The task → Write down each entry again, exactly as it reads.

Given records →
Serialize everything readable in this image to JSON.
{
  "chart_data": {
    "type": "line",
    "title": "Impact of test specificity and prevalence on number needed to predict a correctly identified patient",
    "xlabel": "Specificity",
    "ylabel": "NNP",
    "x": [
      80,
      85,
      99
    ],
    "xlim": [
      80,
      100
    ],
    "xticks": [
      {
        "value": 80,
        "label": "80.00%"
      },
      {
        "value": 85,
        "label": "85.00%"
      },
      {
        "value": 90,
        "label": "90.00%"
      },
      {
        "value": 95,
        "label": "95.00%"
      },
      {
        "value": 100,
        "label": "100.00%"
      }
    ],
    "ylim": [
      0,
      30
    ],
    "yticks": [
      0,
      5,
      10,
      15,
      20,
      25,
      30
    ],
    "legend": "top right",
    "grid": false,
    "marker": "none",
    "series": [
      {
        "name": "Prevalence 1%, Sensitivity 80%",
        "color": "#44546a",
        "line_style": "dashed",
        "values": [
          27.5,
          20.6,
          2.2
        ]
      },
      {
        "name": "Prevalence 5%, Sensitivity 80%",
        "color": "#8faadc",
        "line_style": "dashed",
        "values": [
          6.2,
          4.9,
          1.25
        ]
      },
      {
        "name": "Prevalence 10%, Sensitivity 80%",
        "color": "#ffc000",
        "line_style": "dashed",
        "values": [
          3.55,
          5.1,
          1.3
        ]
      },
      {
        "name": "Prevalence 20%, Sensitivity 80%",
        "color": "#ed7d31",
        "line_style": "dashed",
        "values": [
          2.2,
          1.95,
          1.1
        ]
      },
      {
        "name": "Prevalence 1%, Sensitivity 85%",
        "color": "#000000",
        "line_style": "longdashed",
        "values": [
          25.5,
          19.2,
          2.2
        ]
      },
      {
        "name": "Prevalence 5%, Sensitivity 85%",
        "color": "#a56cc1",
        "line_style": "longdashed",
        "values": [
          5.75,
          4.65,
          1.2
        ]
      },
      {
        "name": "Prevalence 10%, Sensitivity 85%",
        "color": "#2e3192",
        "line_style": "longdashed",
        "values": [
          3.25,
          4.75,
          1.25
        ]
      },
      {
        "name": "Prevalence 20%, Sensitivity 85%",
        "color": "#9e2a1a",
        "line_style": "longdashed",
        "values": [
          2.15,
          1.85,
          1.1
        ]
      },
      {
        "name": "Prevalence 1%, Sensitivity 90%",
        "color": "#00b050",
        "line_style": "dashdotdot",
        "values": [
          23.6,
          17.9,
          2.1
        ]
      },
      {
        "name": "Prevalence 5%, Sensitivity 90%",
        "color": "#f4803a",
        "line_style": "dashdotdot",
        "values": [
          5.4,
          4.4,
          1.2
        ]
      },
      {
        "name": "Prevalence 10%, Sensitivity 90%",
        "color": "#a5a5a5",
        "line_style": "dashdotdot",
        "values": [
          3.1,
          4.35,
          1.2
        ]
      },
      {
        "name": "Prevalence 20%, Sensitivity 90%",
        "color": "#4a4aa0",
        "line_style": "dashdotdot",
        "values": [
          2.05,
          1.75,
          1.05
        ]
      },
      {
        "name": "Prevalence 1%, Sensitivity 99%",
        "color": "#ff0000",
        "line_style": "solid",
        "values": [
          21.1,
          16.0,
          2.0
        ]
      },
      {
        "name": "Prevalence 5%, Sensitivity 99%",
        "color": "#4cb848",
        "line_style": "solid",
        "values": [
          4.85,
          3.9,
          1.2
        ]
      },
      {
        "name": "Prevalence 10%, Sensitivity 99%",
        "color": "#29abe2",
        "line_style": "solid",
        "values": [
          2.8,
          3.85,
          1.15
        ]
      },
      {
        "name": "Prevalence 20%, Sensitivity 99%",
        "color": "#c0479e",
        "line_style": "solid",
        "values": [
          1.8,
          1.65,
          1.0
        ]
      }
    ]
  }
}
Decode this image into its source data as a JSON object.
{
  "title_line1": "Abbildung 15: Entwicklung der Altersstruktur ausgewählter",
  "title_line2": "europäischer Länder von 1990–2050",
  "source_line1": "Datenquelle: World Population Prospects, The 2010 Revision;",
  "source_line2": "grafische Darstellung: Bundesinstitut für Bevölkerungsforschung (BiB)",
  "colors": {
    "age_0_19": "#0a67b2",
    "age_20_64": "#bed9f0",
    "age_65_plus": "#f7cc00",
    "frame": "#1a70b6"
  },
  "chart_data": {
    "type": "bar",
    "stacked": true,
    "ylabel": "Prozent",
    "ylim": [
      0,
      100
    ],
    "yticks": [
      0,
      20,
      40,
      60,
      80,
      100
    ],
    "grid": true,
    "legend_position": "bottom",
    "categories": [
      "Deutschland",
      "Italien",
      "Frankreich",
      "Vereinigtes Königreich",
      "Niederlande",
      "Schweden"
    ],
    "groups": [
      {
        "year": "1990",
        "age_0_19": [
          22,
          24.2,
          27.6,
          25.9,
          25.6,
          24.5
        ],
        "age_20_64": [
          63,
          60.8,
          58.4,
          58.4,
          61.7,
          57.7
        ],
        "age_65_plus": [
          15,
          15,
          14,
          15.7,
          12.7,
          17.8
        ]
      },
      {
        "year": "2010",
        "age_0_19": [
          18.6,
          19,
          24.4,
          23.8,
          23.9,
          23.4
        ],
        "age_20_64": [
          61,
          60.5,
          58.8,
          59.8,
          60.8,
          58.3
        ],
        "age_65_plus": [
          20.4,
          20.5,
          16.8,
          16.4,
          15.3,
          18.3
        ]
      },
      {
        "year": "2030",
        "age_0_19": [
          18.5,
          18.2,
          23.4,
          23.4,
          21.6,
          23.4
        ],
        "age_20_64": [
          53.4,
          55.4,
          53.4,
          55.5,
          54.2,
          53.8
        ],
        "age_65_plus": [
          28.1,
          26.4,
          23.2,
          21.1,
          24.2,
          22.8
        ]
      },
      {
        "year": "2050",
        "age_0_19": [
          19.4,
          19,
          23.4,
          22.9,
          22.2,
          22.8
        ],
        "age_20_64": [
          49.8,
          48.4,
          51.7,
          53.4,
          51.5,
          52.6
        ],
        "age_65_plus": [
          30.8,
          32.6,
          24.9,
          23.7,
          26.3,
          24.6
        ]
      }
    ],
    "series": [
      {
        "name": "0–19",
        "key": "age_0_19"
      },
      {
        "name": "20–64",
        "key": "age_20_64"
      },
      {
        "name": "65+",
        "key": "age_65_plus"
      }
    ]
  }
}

Expected output →
Serialize everything readable in this image to JSON.
{
  "chart_data": {
    "type": "line",
    "title": "Impact of test specificity and prevalence on number needed to predict a correctly identified patient",
    "xlabel": "Specificity",
    "ylabel": "NNP",
    "x": [
      80,
      85,
      99
    ],
    "xlim": [
      80,
      100
    ],
    "xticks": [
      {
        "value": 80,
        "label": "80.00%"
      },
      {
        "value": 85,
        "label": "85.00%"
      },
      {
        "value": 90,
        "label": "90.00%"
      },
      {
        "value": 95,
        "label": "95.00%"
      },
      {
        "value": 100,
        "label": "100.00%"
      }
    ],
    "ylim": [
      0,
      30
    ],
    "yticks": [
      0,
      5,
      10,
      15,
      20,
      25,
      30
    ],
    "legend": "top right",
    "grid": false,
    "marker": "none",
    "series": [
      {
        "name": "Prevalence 1%, Sensitivity 80%",
        "color": "#44546a",
        "line_style": "dashed",
        "values": [
          27.5,
          20.6,
          2.2
        ]
      },
      {
        "name": "Prevalence 5%, Sensitivity 80%",
        "color": "#8faadc",
        "line_style": "dashed",
        "values": [
          6.2,
          4.9,
          1.25
        ]
      },
      {
        "name": "Prevalence 10%, Sensitivity 80%",
        "color": "#ffc000",
        "line_style": "dashed",
        "values": [
          3.55,
          5.1,
          1.3
        ]
      },
      {
        "name": "Prevalence 20%, Sensitivity 80%",
        "color": "#ed7d31",
        "line_style": "dashed",
        "values": [
          2.2,
          1.95,
          1.1
        ]
      },
      {
        "name": "Prevalence 1%, Sensitivity 85%",
        "color": "#000000",
        "line_style": "longdashed",
        "values": [
          25.5,
          19.2,
          2.2
        ]
      },
      {
        "name": "Prevalence 5%, Sensitivity 85%",
        "color": "#a56cc1",
        "line_style": "longdashed",
        "values": [
          5.75,
          4.65,
          1.2
        ]
      },
      {
        "name": "Prevalence 10%, Sensitivity 85%",
        "color": "#2e3192",
        "line_style": "longdashed",
        "values": [
          3.25,
          4.75,
          1.25
        ]
      },
      {
        "name": "Prevalence 20%, Sensitivity 85%",
        "color": "#9e2a1a",
        "line_style": "longdashed",
        "values": [
          2.15,
          1.85,
          1.1
        ]
      },
      {
        "name": "Prevalence 1%, Sensitivity 90%",
        "color": "#00b050",
        "line_style": "dashdotdot",
        "values": [
          23.6,
          17.9,
          2.1
        ]
      },
      {
        "name": "Prevalence 5%, Sensitivity 90%",
        "color": "#f4803a",
        "line_style": "dashdotdot",
        "values": [
          5.4,
          4.4,
          1.2
        ]
      },
      {
        "name": "Prevalence 10%, Sensitivity 90%",
        "color": "#a5a5a5",
        "line_style": "dashdotdot",
        "values": [
          3.1,
          4.35,
          1.2
        ]
      },
      {
        "name": "Prevalence 20%, Sensitivity 90%",
        "color": "#4a4aa0",
        "line_style": "dashdotdot",
        "values": [
          2.05,
          1.75,
          1.05
        ]
      },
      {
        "name": "Prevalence 1%, Sensitivity 99%",
        "color": "#ff0000",
        "line_style": "solid",
        "values": [
          21.1,
          16.0,
          2.0
        ]
      },
      {
        "name": "Prevalence 5%, Sensitivity 99%",
        "color": "#4cb848",
        "line_style": "solid",
        "values": [
          4.85,
          3.9,
          1.2
        ]
      },
      {
        "name": "Prevalence 10%, Sensitivity 99%",
        "color": "#29abe2",
        "line_style": "solid",
        "values": [
          2.8,
          3.85,
          1.15
        ]
      },
      {
        "name": "Prevalence 20%, Sensitivity 99%",
        "color": "#c0479e",
        "line_style": "solid",
        "values": [
          1.8,
          1.65,
          1.0
        ]
      }
    ]
  }
}
Decode this image into its source data as a JSON object.
{
  "title_line1": "Abbildung 15: Entwicklung der Altersstruktur ausgewählter",
  "title_line2": "europäischer Länder von 1990–2050",
  "source_line1": "Datenquelle: World Population Prospects, The 2010 Revision;",
  "source_line2": "grafische Darstellung: Bundesinstitut für Bevölkerungsforschung (BiB)",
  "colors": {
    "age_0_19": "#0a67b2",
    "age_20_64": "#bed9f0",
    "age_65_plus": "#f7cc00",
    "frame": "#1a70b6"
  },
  "chart_data": {
    "type": "bar",
    "stacked": true,
    "ylabel": "Prozent",
    "ylim": [
      0,
      100
    ],
    "yticks": [
      0,
      20,
      40,
      60,
      80,
      100
    ],
    "grid": true,
    "legend_position": "bottom",
    "categories": [
      "Deutschland",
      "Italien",
      "Frankreich",
      "Vereinigtes Königreich",
      "Niederlande",
      "Schweden"
    ],
    "groups": [
      {
        "year": "1990",
        "age_0_19": [
          22,
          24.2,
          27.6,
          25.9,
          25.6,
          24.5
        ],
        "age_20_64": [
          63,
          60.8,
          58.4,
          58.4,
          61.7,
          57.7
        ],
        "age_65_plus": [
          15,
          15,
          14,
          15.7,
          12.7,
          17.8
        ]
      },
      {
        "year": "2010",
        "age_0_19": [
          18.6,
          19,
          24.4,
          23.8,
          23.9,
          23.4
        ],
        "age_20_64": [
          61,
          60.5,
          58.8,
          59.8,
          60.8,
          58.3
        ],
        "age_65_plus": [
          20.4,
          20.5,
          16.8,
          16.4,
          15.3,
          18.3
        ]
      },
      {
        "year": "2030",
        "age_0_19": [
          18.5,
          18.2,
          23.4,
          23.4,
          21.6,
          23.4
        ],
        "age_20_64": [
          53.4,
          55.4,
          53.4,
          55.5,
          54.2,
          53.8
        ],
        "age_65_plus": [
          28.1,
          26.4,
          23.2,
          21.1,
          24.2,
          22.8
        ]
      },
      {
        "year": "2050",
        "age_0_19": [
          19.4,
          19,
          23.4,
          22.9,
          22.2,
          22.8
        ],
        "age_20_64": [
          49.8,
          48.4,
          51.7,
          53.4,
          51.5,
          52.6
        ],
        "age_65_plus": [
          30.8,
          32.6,
          24.9,
          23.7,
          26.3,
          24.6
        ]
      }
    ],
    "series": [
      {
        "name": "0–19",
        "key": "age_0_19"
      },
      {
        "name": "20–64",
        "key": "age_20_64"
      },
      {
        "name": "65+",
        "key": "age_65_plus"
      }
    ]
  }
}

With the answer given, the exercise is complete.